> _INSTRUCTIONS FOR THE TASK_: Copy every line of the listing that holds the string "name".

> _RECORDS FOR PROCESSING_:
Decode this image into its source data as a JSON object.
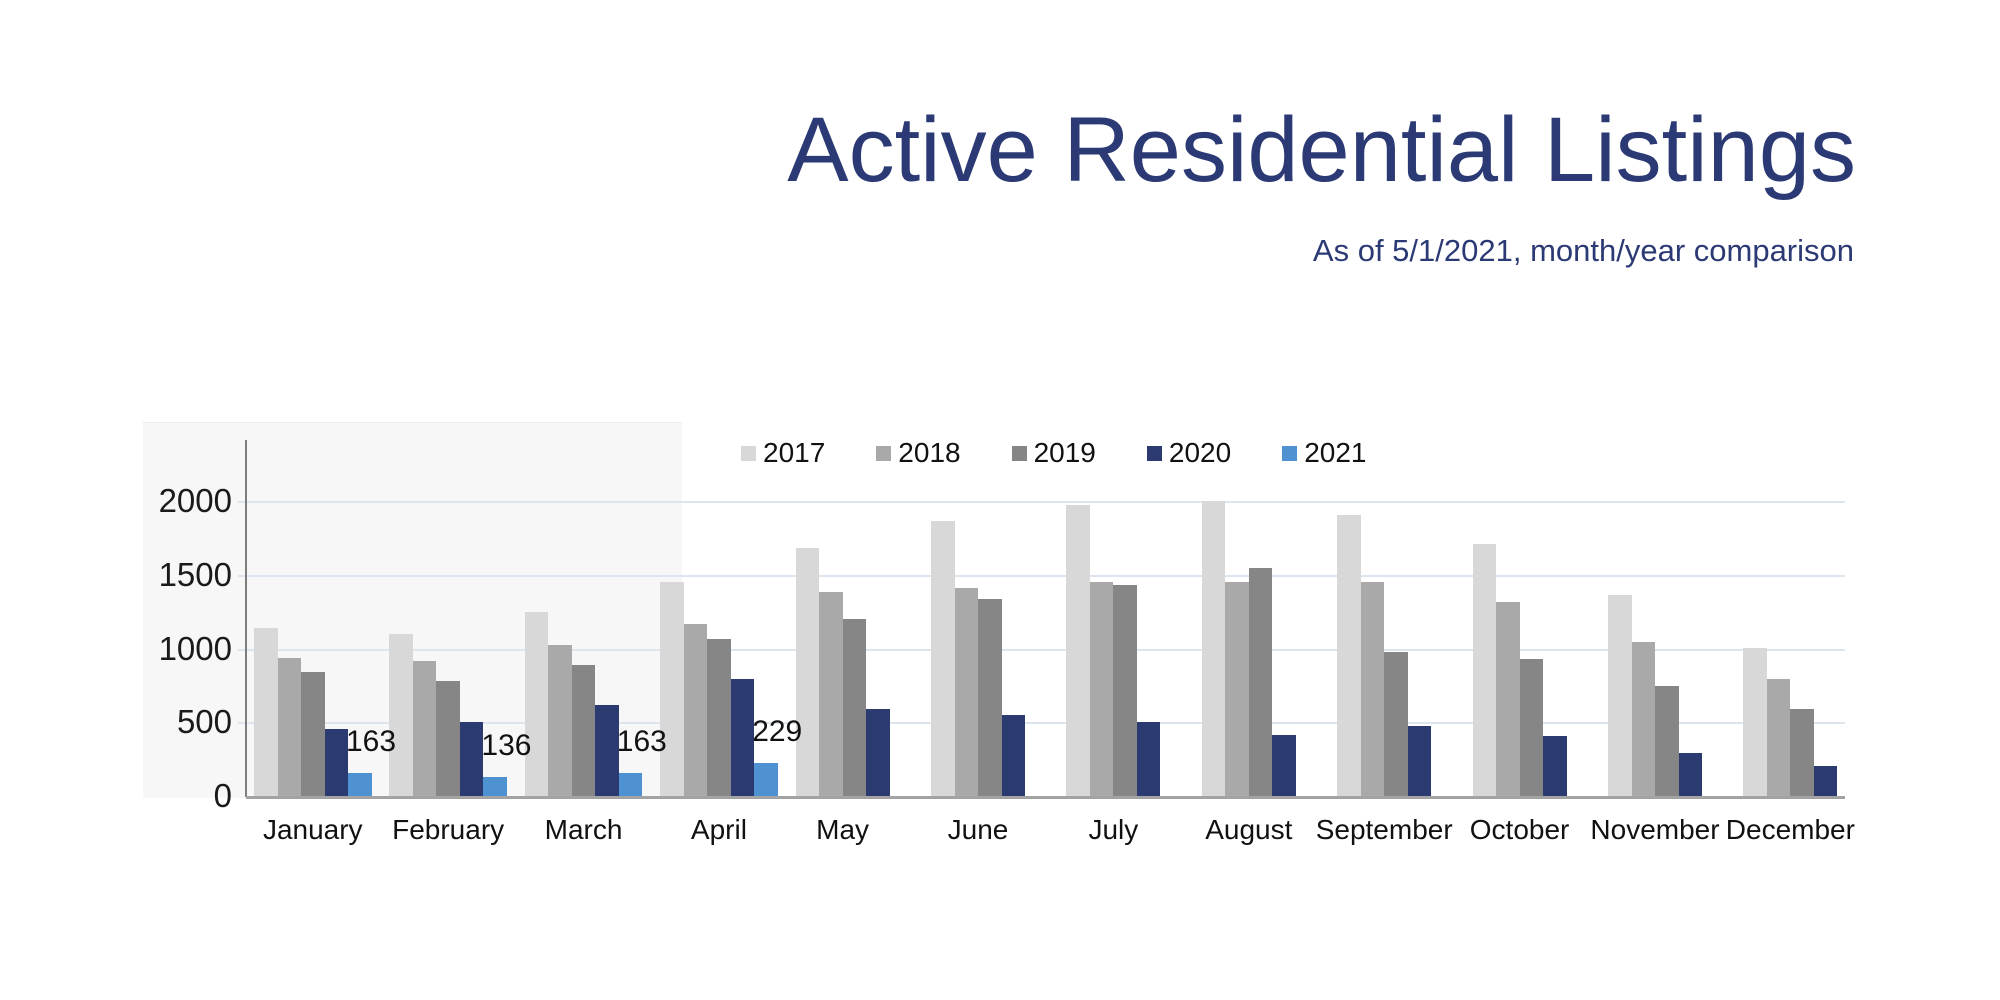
{
  "title": "Active Residential Listings",
  "subtitle": "As of 5/1/2021, month/year comparison",
  "colors": {
    "title_text": "#2b3a74",
    "subtitle_text": "#2b3a74",
    "gridline": "#dde6ee",
    "y_axis_line": "#7d7d7d",
    "x_axis_line": "#a3a3a3",
    "plot_backdrop": "#f7f7f7",
    "tick_text": "#1a1a1a"
  },
  "chart_data": {
    "type": "bar",
    "title": "Active Residential Listings",
    "subtitle": "As of 5/1/2021, month/year comparison",
    "categories": [
      "January",
      "February",
      "March",
      "April",
      "May",
      "June",
      "July",
      "August",
      "September",
      "October",
      "November",
      "December"
    ],
    "series": [
      {
        "name": "2017",
        "color": "#d8d8d8",
        "values": [
          1145,
          1105,
          1255,
          1460,
          1690,
          1870,
          1980,
          2010,
          1915,
          1715,
          1370,
          1010
        ]
      },
      {
        "name": "2018",
        "color": "#a9a9a9",
        "values": [
          940,
          920,
          1030,
          1170,
          1390,
          1415,
          1460,
          1460,
          1460,
          1325,
          1050,
          800
        ]
      },
      {
        "name": "2019",
        "color": "#868686",
        "values": [
          850,
          785,
          895,
          1070,
          1210,
          1345,
          1440,
          1555,
          985,
          935,
          755,
          595
        ]
      },
      {
        "name": "2020",
        "color": "#2b3a70",
        "values": [
          460,
          510,
          625,
          800,
          600,
          555,
          510,
          420,
          480,
          415,
          300,
          210
        ]
      },
      {
        "name": "2021",
        "color": "#4e92d2",
        "values": [
          163,
          136,
          163,
          229,
          null,
          null,
          null,
          null,
          null,
          null,
          null,
          null
        ],
        "data_labels": true
      }
    ],
    "data_labels_2021": [
      "163",
      "136",
      "163",
      "229"
    ],
    "xlabel": "",
    "ylabel": "",
    "yticks": [
      0,
      500,
      1000,
      1500,
      2000
    ],
    "ylim": [
      0,
      2500
    ],
    "grid": true,
    "legend_position": "top-center",
    "legend_entries": [
      "2017",
      "2018",
      "2019",
      "2020",
      "2021"
    ]
  }
}
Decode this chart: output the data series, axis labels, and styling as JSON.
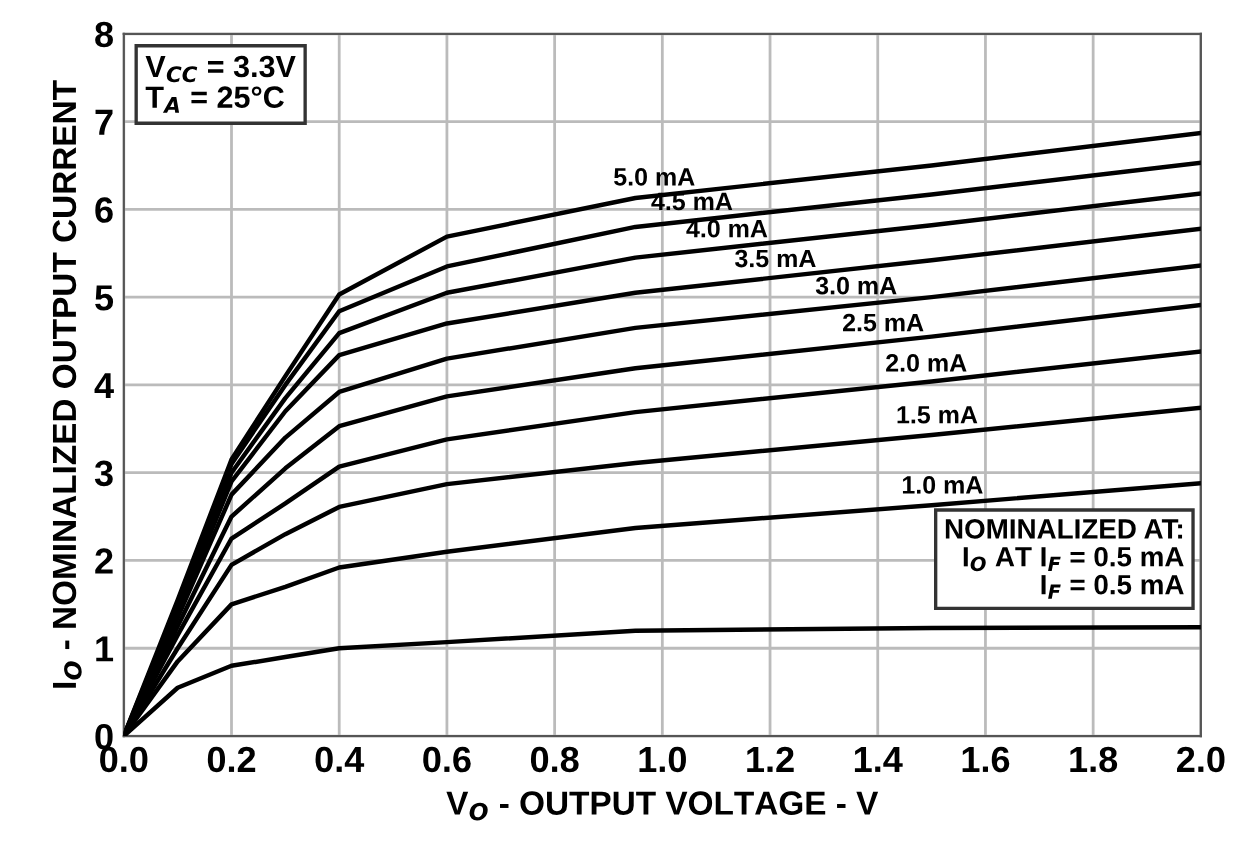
{
  "chart_data": {
    "type": "line",
    "xlabel": "V$_{O}$ - OUTPUT VOLTAGE - V",
    "ylabel": "I$_{O}$ - NOMINALIZED OUTPUT CURRENT",
    "x": [
      0,
      0.1,
      0.2,
      0.3,
      0.4,
      0.6,
      0.95,
      1.5,
      2.0
    ],
    "series": [
      {
        "color": "#000000",
        "values": [
          0,
          0.55,
          0.8,
          0.9,
          1.0,
          1.07,
          1.2,
          1.23,
          1.24
        ]
      },
      {
        "color": "#000000",
        "values": [
          0,
          0.85,
          1.5,
          1.7,
          1.92,
          2.1,
          2.37,
          2.63,
          2.88
        ]
      },
      {
        "color": "#000000",
        "values": [
          0,
          1.0,
          1.95,
          2.3,
          2.61,
          2.87,
          3.11,
          3.43,
          3.74
        ]
      },
      {
        "color": "#000000",
        "values": [
          0,
          1.15,
          2.25,
          2.65,
          3.07,
          3.38,
          3.69,
          4.04,
          4.38
        ]
      },
      {
        "color": "#000000",
        "values": [
          0,
          1.25,
          2.5,
          3.05,
          3.53,
          3.87,
          4.19,
          4.55,
          4.91
        ]
      },
      {
        "color": "#000000",
        "values": [
          0,
          1.35,
          2.75,
          3.4,
          3.92,
          4.3,
          4.65,
          5.0,
          5.36
        ]
      },
      {
        "color": "#000000",
        "values": [
          0,
          1.4,
          2.9,
          3.7,
          4.34,
          4.7,
          5.05,
          5.42,
          5.78
        ]
      },
      {
        "color": "#000000",
        "values": [
          0,
          1.45,
          3.0,
          3.85,
          4.59,
          5.05,
          5.45,
          5.82,
          6.18
        ]
      },
      {
        "color": "#000000",
        "values": [
          0,
          1.5,
          3.1,
          4.0,
          4.84,
          5.35,
          5.8,
          6.17,
          6.53
        ]
      },
      {
        "color": "#000000",
        "values": [
          0,
          1.55,
          3.15,
          4.1,
          5.03,
          5.69,
          6.13,
          6.5,
          6.87
        ]
      }
    ],
    "annotations": [
      "V$_{CC}$ = 3.3V\nT$_{A}$ = 25°C",
      "NOMINALIZED AT:\nI$_{O}$ AT I$_{F}$ = 0.5 mA\nI$_{F}$ = 0.5 mA",
      {
        "text": "1.0 mA",
        "x": 1.52,
        "y": 2.64
      },
      {
        "text": "1.5 mA",
        "x": 1.51,
        "y": 3.44
      },
      {
        "text": "2.0 mA",
        "x": 1.49,
        "y": 4.03
      },
      {
        "text": "2.5 mA",
        "x": 1.41,
        "y": 4.49
      },
      {
        "text": "3.0 mA",
        "x": 1.36,
        "y": 4.91
      },
      {
        "text": "3.5 mA",
        "x": 1.21,
        "y": 5.22
      },
      {
        "text": "4.0 mA",
        "x": 1.12,
        "y": 5.56
      },
      {
        "text": "4.5 mA",
        "x": 1.055,
        "y": 5.87
      },
      {
        "text": "5.0 mA",
        "x": 0.985,
        "y": 6.15
      }
    ],
    "xlim": [
      0,
      2.0
    ],
    "ylim": [
      0,
      8
    ],
    "xticks": [
      {
        "value": 0,
        "label": "0.0"
      },
      0.2,
      0.4,
      0.6,
      0.8,
      {
        "value": 1.0,
        "label": "1.0"
      },
      1.2,
      1.4,
      1.6,
      1.8,
      {
        "value": 2.0,
        "label": "2.0"
      }
    ],
    "yticks": [
      0,
      1,
      2,
      3,
      4,
      5,
      6,
      7,
      8
    ],
    "grid": true,
    "legend": false,
    "marker": "none",
    "line_style": "solid"
  }
}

> _SOLVED PROBLEM_:
        "name": "2017",
        "name": "2018",
        "name": "2019",
        "name": "2020",
        "name": "2021",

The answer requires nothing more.